AIM »
Please rewrite the rows below, changing every "interactable" to "clickable" and leaving everything else as it is. Omit the pictures from your version.

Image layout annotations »
........
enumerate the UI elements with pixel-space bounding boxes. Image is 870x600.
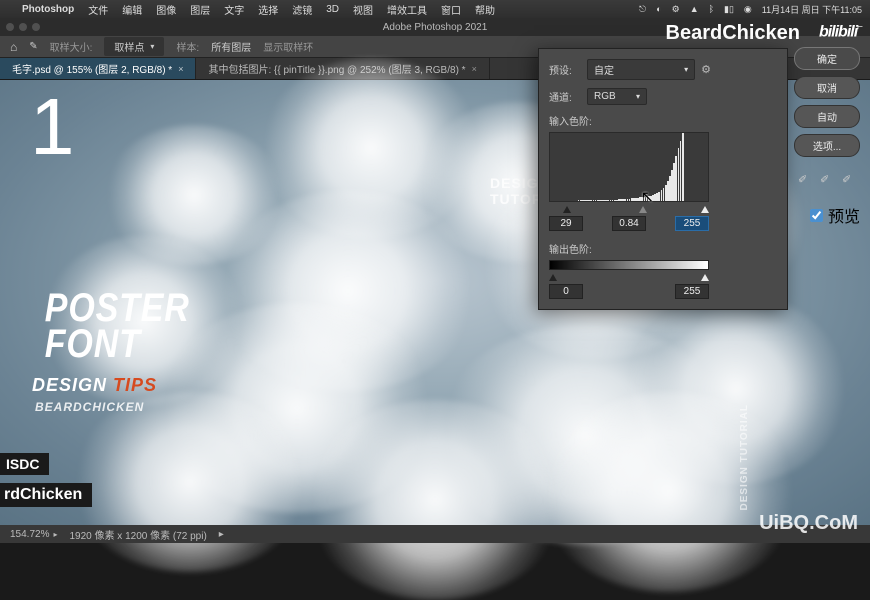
status-caret[interactable]: ▸	[219, 529, 224, 540]
tab-doc-2[interactable]: 其中包括图片: {{ pinTitle }}.png @ 252% (图层 3,…	[196, 58, 489, 79]
sample-size-select[interactable]: 取样点	[104, 37, 164, 56]
levels-dialog: 预设: 自定 ⚙ 通道: RGB 输入色阶: 输出色阶:	[538, 48, 788, 310]
watermark-beardchicken: BeardChicken	[666, 22, 801, 45]
close-icon[interactable]: ×	[472, 64, 477, 74]
close-icon[interactable]: ×	[178, 64, 183, 74]
menu-help[interactable]: 帮助	[475, 2, 495, 17]
status-bar: 154.72% 1920 像素 x 1200 像素 (72 ppi) ▸	[0, 525, 870, 543]
mac-menubar: Photoshop 文件 编辑 图像 图层 文字 选择 滤镜 3D 视图 增效工…	[0, 0, 870, 18]
cancel-button[interactable]: 取消	[794, 76, 860, 99]
eyedropper-gray-icon[interactable]: ✐	[820, 173, 834, 187]
shadow-slider[interactable]	[563, 206, 571, 213]
menu-window[interactable]: 窗口	[441, 2, 461, 17]
poster-text: POSTER FONT	[45, 290, 190, 362]
poster-line: FONT	[45, 326, 190, 362]
traffic-close-icon[interactable]	[6, 23, 14, 31]
battery-icon: ▮▯	[724, 4, 734, 15]
out-black-input[interactable]	[549, 284, 583, 299]
status-icon: ⎋	[639, 4, 646, 15]
midtone-slider[interactable]	[639, 206, 647, 213]
poster-line: POSTER	[45, 290, 190, 326]
show-ring-label[interactable]: 显示取样环	[263, 39, 313, 54]
out-black-slider[interactable]	[549, 274, 557, 281]
output-levels-label: 输出色阶:	[549, 241, 711, 256]
zoom-level[interactable]: 154.72%	[10, 529, 58, 540]
bchick-badge: rdChicken	[0, 483, 92, 507]
out-white-slider[interactable]	[701, 274, 709, 281]
watermark-uibq: UiBQ.CoM	[759, 512, 858, 535]
channel-label: 通道:	[549, 89, 581, 104]
highlight-input[interactable]	[675, 216, 709, 231]
menu-edit[interactable]: 编辑	[122, 2, 142, 17]
menu-select[interactable]: 选择	[258, 2, 278, 17]
traffic-min-icon[interactable]	[19, 23, 27, 31]
status-icon: ⚙	[672, 4, 680, 15]
sample-label: 样本:	[176, 39, 199, 54]
date-time[interactable]: 11月14日 周日 下午11:05	[762, 3, 862, 16]
histogram	[549, 132, 709, 202]
isdc-badge: ISDC	[0, 453, 49, 475]
midtone-input[interactable]	[612, 216, 646, 231]
menu-type[interactable]: 文字	[224, 2, 244, 17]
menu-file[interactable]: 文件	[88, 2, 108, 17]
levels-buttons: 确定 取消 自动 选项... ✐ ✐ ✐ 预览	[794, 47, 860, 227]
preset-select[interactable]: 自定	[587, 59, 695, 80]
eyedropper-black-icon[interactable]: ✐	[798, 173, 812, 187]
tab-label: 毛字.psd @ 155% (图层 2, RGB/8) *	[12, 61, 172, 76]
menu-view[interactable]: 视图	[353, 2, 373, 17]
menu-image[interactable]: 图像	[156, 2, 176, 17]
author-text: BEARDCHICKEN	[35, 400, 144, 414]
menu-filter[interactable]: 滤镜	[292, 2, 312, 17]
wifi-icon: ◉	[744, 4, 752, 15]
sample-size-label: 取样大小:	[50, 39, 93, 54]
out-white-input[interactable]	[675, 284, 709, 299]
output-gradient	[549, 260, 709, 270]
eyedropper-icon[interactable]: ✎	[29, 41, 37, 52]
status-icon: ◐	[656, 4, 661, 14]
output-sliders[interactable]	[549, 274, 709, 282]
highlight-slider[interactable]	[701, 206, 709, 213]
auto-button[interactable]: 自动	[794, 105, 860, 128]
right-bottom-text: DESIGN TUTORIAL	[739, 404, 750, 511]
preview-checkbox[interactable]: 预览	[794, 203, 860, 227]
preview-check[interactable]	[810, 209, 823, 222]
window-title: Adobe Photoshop 2021	[383, 22, 488, 33]
traffic-max-icon[interactable]	[32, 23, 40, 31]
options-button[interactable]: 选项...	[794, 134, 860, 157]
input-sliders[interactable]	[549, 206, 709, 214]
tab-doc-1[interactable]: 毛字.psd @ 155% (图层 2, RGB/8) * ×	[0, 58, 196, 79]
status-icon: ▲	[690, 4, 699, 14]
big-number: 1	[30, 95, 76, 159]
menu-3d[interactable]: 3D	[326, 4, 339, 15]
sample-value[interactable]: 所有图层	[211, 39, 251, 54]
bluetooth-icon: ᛒ	[709, 4, 714, 14]
home-icon[interactable]: ⌂	[10, 40, 17, 54]
ok-button[interactable]: 确定	[794, 47, 860, 70]
watermark-bilibili: bilibili⌐	[819, 22, 862, 41]
shadow-input[interactable]	[549, 216, 583, 231]
doc-dimensions: 1920 像素 x 1200 像素 (72 ppi)	[70, 527, 207, 542]
channel-select[interactable]: RGB	[587, 88, 647, 105]
menu-layer[interactable]: 图层	[190, 2, 210, 17]
design-tips: DESIGN TIPS	[32, 375, 157, 396]
app-name[interactable]: Photoshop	[22, 4, 74, 15]
menu-plugins[interactable]: 增效工具	[387, 2, 427, 17]
preset-label: 预设:	[549, 62, 581, 77]
input-levels-label: 输入色阶:	[549, 113, 711, 128]
preview-label: 预览	[828, 203, 860, 227]
eyedropper-white-icon[interactable]: ✐	[842, 173, 856, 187]
tab-label: 其中包括图片: {{ pinTitle }}.png @ 252% (图层 3,…	[208, 61, 465, 76]
cursor-icon: ↖	[641, 187, 654, 207]
gear-icon[interactable]: ⚙	[701, 63, 711, 76]
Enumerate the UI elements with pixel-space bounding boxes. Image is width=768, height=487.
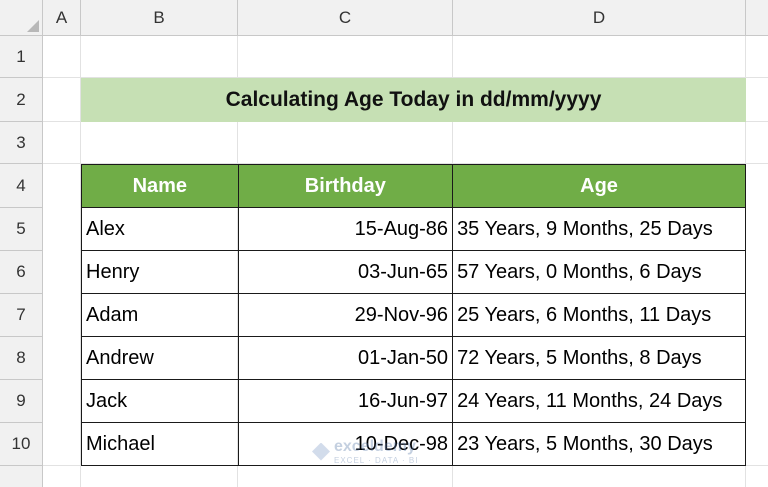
........
FINAL RESULT »
enumerate the UI elements with pixel-space bounding boxes. Image is 870x600.
status-caret[clickable]: ▸	[219, 529, 224, 540]
tab-doc-2[clickable]: 其中包括图片: {{ pinTitle }}.png @ 252% (图层 3,…	[196, 58, 489, 79]
sample-size-select[clickable]: 取样点	[104, 37, 164, 56]
levels-dialog: 预设: 自定 ⚙ 通道: RGB 输入色阶: 输出色阶:	[538, 48, 788, 310]
watermark-beardchicken: BeardChicken	[666, 22, 801, 45]
close-icon[clickable]: ×	[472, 64, 477, 74]
close-icon[clickable]: ×	[178, 64, 183, 74]
menu-help[clickable]: 帮助	[475, 2, 495, 17]
status-bar: 154.72% 1920 像素 x 1200 像素 (72 ppi) ▸	[0, 525, 870, 543]
mac-menubar: Photoshop 文件 编辑 图像 图层 文字 选择 滤镜 3D 视图 增效工…	[0, 0, 870, 18]
cancel-button[clickable]: 取消	[794, 76, 860, 99]
eyedropper-gray-icon[clickable]: ✐	[820, 173, 834, 187]
shadow-slider[clickable]	[563, 206, 571, 213]
menu-window[clickable]: 窗口	[441, 2, 461, 17]
poster-text: POSTER FONT	[45, 290, 190, 362]
poster-line: FONT	[45, 326, 190, 362]
traffic-close-icon[clickable]	[6, 23, 14, 31]
battery-icon: ▮▯	[724, 4, 734, 15]
out-black-input[clickable]	[549, 284, 583, 299]
status-icon: ⎋	[639, 4, 646, 15]
midtone-slider[clickable]	[639, 206, 647, 213]
poster-line: POSTER	[45, 290, 190, 326]
show-ring-label[clickable]: 显示取样环	[263, 39, 313, 54]
out-black-slider[clickable]	[549, 274, 557, 281]
output-levels-label: 输出色阶:	[549, 241, 711, 256]
zoom-level[clickable]: 154.72%	[10, 529, 58, 540]
bchick-badge: rdChicken	[0, 483, 92, 507]
out-white-slider[clickable]	[701, 274, 709, 281]
watermark-uibq: UiBQ.CoM	[759, 512, 858, 535]
channel-label: 通道:	[549, 89, 581, 104]
highlight-input[clickable]	[675, 216, 709, 231]
menu-edit[clickable]: 编辑	[122, 2, 142, 17]
menu-select[clickable]: 选择	[258, 2, 278, 17]
traffic-min-icon[clickable]	[19, 23, 27, 31]
status-icon: ⚙	[672, 4, 680, 15]
sample-label: 样本:	[176, 39, 199, 54]
date-time[clickable]: 11月14日 周日 下午11:05	[762, 3, 862, 16]
histogram	[549, 132, 709, 202]
isdc-badge: ISDC	[0, 453, 49, 475]
midtone-input[clickable]	[612, 216, 646, 231]
menu-type[clickable]: 文字	[224, 2, 244, 17]
menu-file[clickable]: 文件	[88, 2, 108, 17]
levels-buttons: 确定 取消 自动 选项... ✐ ✐ ✐ 预览	[794, 47, 860, 227]
preset-select[clickable]: 自定	[587, 59, 695, 80]
eyedropper-black-icon[clickable]: ✐	[798, 173, 812, 187]
tab-label: 毛字.psd @ 155% (图层 2, RGB/8) *	[12, 61, 172, 76]
menu-view[clickable]: 视图	[353, 2, 373, 17]
menu-image[clickable]: 图像	[156, 2, 176, 17]
author-text: BEARDCHICKEN	[35, 400, 144, 414]
menu-filter[clickable]: 滤镜	[292, 2, 312, 17]
wifi-icon: ◉	[744, 4, 752, 15]
sample-size-label: 取样大小:	[50, 39, 93, 54]
out-white-input[clickable]	[675, 284, 709, 299]
output-gradient	[549, 260, 709, 270]
eyedropper-icon[clickable]: ✎	[29, 41, 37, 52]
status-icon: ◐	[656, 4, 661, 14]
output-sliders[clickable]	[549, 274, 709, 282]
highlight-slider[clickable]	[701, 206, 709, 213]
auto-button[clickable]: 自动	[794, 105, 860, 128]
right-bottom-text: DESIGN TUTORIAL	[739, 404, 750, 511]
preview-checkbox[clickable]: 预览	[794, 203, 860, 227]
preview-check[clickable]	[810, 209, 823, 222]
window-title: Adobe Photoshop 2021	[383, 22, 488, 33]
traffic-max-icon[clickable]	[32, 23, 40, 31]
options-button[clickable]: 选项...	[794, 134, 860, 157]
input-sliders[clickable]	[549, 206, 709, 214]
tab-doc-1[clickable]: 毛字.psd @ 155% (图层 2, RGB/8) * ×	[0, 58, 196, 79]
status-icon: ▲	[690, 4, 699, 14]
big-number: 1	[30, 95, 76, 159]
menu-3d[clickable]: 3D	[326, 4, 339, 15]
sample-value[clickable]: 所有图层	[211, 39, 251, 54]
bluetooth-icon: ᛒ	[709, 4, 714, 14]
home-icon[clickable]: ⌂	[10, 40, 17, 54]
ok-button[clickable]: 确定	[794, 47, 860, 70]
watermark-bilibili: bilibili⌐	[819, 22, 862, 41]
shadow-input[clickable]	[549, 216, 583, 231]
doc-dimensions: 1920 像素 x 1200 像素 (72 ppi)	[70, 527, 207, 542]
channel-select[clickable]: RGB	[587, 88, 647, 105]
menu-layer[clickable]: 图层	[190, 2, 210, 17]
design-tips: DESIGN TIPS	[32, 375, 157, 396]
app-name[clickable]: Photoshop	[22, 4, 74, 15]
menu-plugins[clickable]: 增效工具	[387, 2, 427, 17]
preset-label: 预设:	[549, 62, 581, 77]
input-levels-label: 输入色阶:	[549, 113, 711, 128]
preview-label: 预览	[828, 203, 860, 227]
eyedropper-white-icon[clickable]: ✐	[842, 173, 856, 187]
tab-label: 其中包括图片: {{ pinTitle }}.png @ 252% (图层 3,…	[208, 61, 465, 76]
cursor-icon: ↖	[641, 187, 654, 207]
gear-icon[clickable]: ⚙	[701, 63, 711, 76]
Enumerate the UI elements with pixel-space bounding boxes. Image is width=768, height=487.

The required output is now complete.